Entries from a dataset
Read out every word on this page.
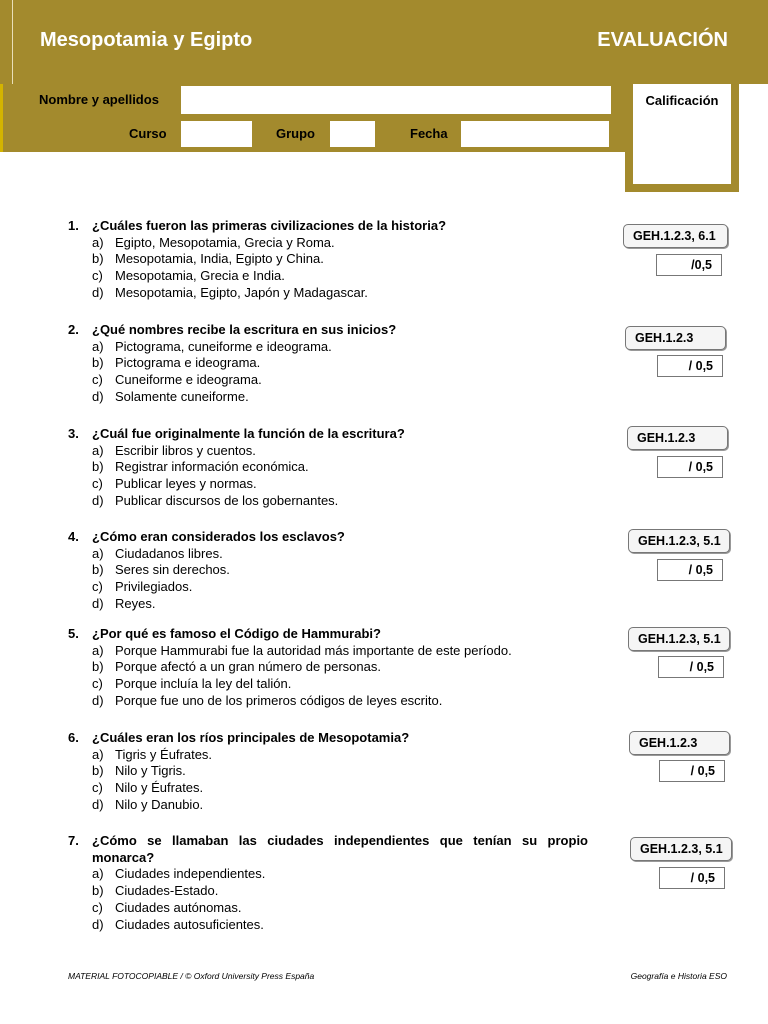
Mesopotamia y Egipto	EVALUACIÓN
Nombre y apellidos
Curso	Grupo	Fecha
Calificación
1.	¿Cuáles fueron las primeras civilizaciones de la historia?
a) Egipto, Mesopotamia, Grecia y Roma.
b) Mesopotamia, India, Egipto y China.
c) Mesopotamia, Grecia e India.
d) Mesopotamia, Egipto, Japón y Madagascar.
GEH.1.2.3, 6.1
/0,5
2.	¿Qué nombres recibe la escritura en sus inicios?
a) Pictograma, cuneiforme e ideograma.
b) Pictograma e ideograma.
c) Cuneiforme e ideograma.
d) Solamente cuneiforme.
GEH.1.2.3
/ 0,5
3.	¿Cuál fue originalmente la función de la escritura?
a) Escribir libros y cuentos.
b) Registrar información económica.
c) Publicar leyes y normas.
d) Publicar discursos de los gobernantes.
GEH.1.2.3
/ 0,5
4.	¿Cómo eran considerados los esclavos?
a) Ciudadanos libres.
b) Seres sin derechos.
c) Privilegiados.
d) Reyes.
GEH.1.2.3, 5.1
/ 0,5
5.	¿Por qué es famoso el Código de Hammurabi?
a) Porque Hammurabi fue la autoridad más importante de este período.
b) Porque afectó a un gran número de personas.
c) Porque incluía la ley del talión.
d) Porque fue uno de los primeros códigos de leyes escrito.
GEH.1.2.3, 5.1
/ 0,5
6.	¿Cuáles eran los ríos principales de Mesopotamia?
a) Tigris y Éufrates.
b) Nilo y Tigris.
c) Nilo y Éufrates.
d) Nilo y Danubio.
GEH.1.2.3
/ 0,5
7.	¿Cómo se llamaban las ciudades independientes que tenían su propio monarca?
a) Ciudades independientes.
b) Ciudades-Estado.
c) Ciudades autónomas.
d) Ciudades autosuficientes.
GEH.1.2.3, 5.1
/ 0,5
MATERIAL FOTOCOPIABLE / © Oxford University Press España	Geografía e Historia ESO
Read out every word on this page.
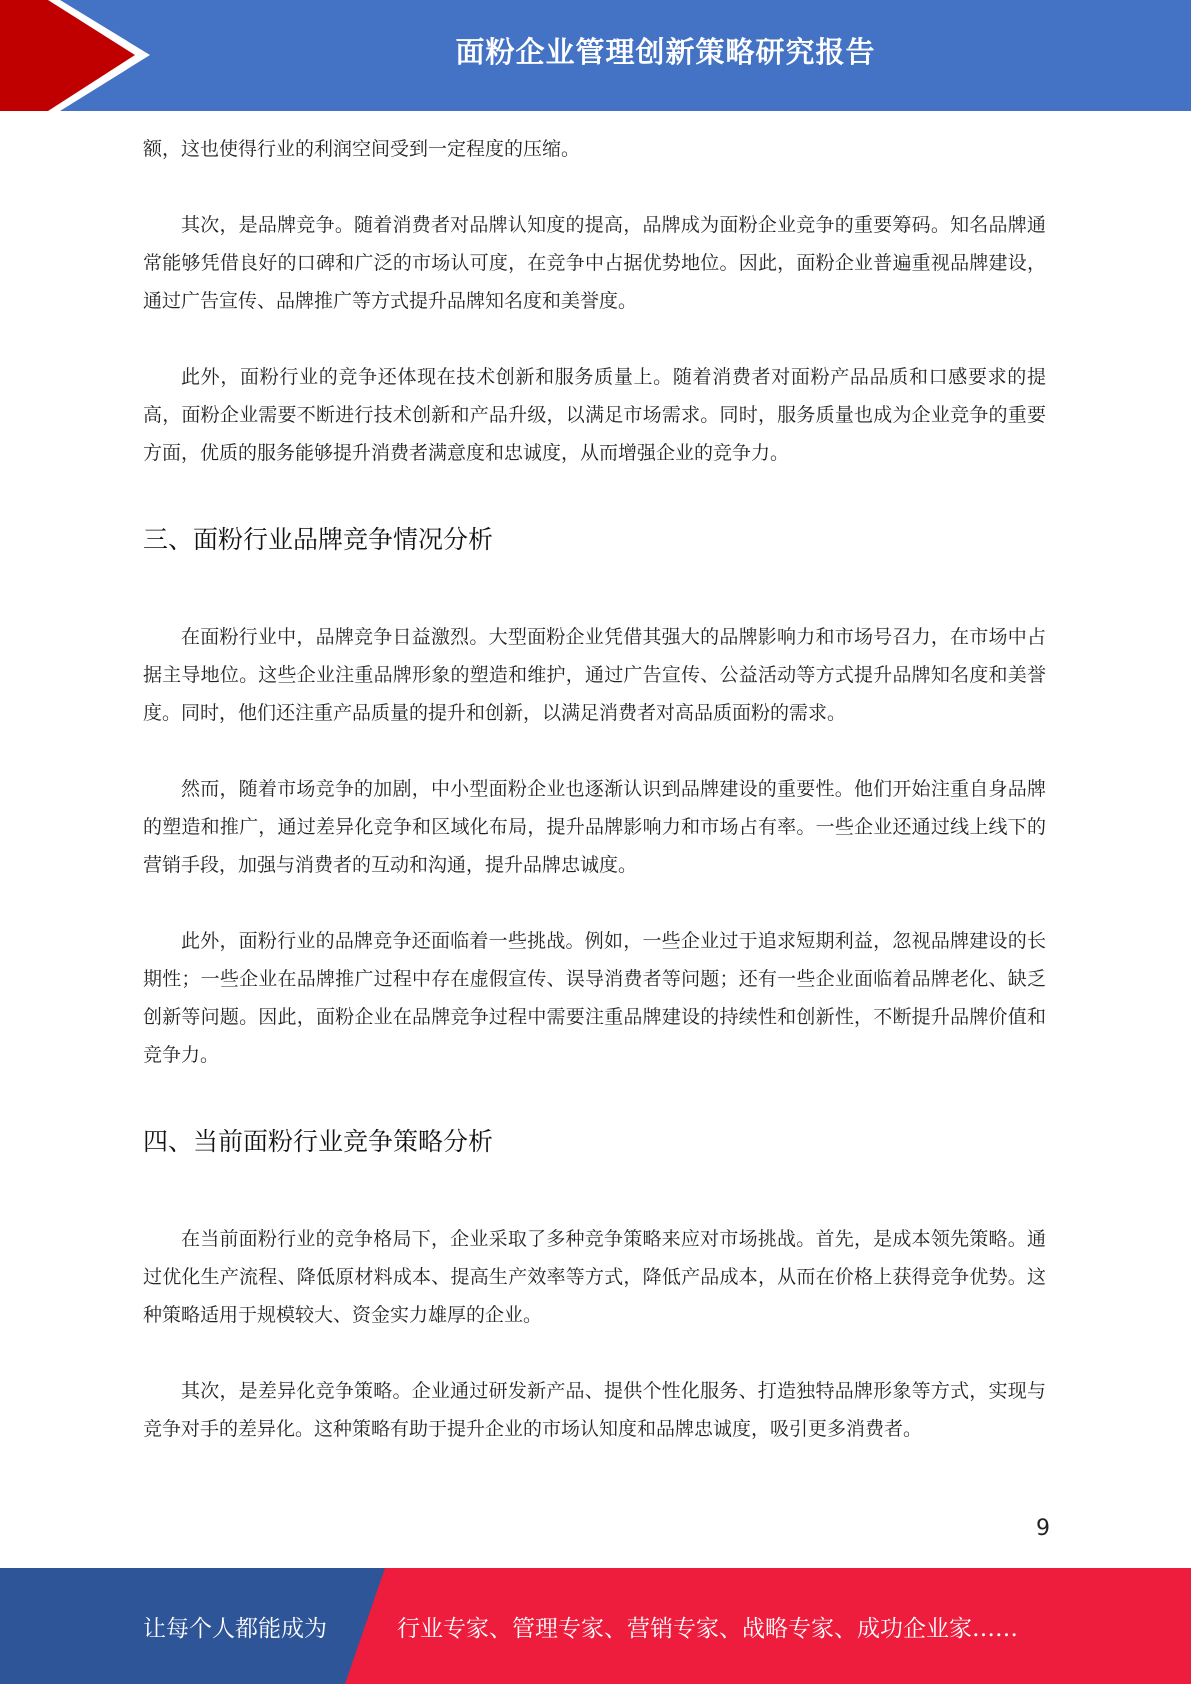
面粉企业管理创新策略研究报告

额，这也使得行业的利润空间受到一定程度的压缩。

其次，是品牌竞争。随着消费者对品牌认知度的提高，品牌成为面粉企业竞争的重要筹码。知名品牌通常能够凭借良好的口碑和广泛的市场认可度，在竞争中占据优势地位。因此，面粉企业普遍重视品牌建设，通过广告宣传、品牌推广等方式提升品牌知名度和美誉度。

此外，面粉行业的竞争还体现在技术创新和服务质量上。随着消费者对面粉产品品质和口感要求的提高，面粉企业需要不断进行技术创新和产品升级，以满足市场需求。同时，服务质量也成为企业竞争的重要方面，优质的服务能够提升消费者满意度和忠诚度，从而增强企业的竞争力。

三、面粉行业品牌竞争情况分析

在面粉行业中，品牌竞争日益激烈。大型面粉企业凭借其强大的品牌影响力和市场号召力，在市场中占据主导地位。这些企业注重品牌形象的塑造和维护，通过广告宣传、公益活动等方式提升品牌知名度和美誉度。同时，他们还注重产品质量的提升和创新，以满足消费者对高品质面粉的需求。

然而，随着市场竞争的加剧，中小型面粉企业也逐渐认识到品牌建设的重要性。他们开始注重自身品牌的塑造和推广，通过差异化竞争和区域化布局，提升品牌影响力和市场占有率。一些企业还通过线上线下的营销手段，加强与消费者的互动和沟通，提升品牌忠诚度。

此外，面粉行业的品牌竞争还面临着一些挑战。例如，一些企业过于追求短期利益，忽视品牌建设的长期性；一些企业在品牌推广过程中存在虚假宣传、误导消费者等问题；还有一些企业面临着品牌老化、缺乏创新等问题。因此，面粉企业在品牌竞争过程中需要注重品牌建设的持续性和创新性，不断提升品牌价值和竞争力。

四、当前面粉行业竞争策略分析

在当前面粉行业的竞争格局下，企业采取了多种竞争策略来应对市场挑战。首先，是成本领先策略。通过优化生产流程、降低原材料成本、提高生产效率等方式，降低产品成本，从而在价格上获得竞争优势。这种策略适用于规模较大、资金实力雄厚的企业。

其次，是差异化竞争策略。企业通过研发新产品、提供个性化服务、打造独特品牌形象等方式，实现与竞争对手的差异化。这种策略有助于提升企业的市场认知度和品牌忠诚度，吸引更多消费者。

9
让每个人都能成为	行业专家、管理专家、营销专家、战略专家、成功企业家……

> **WHAT IS BEING ASKED**
Provide the number of lines containing the string "Mesopotamia", with no other output.

> **THE OUTPUT**
6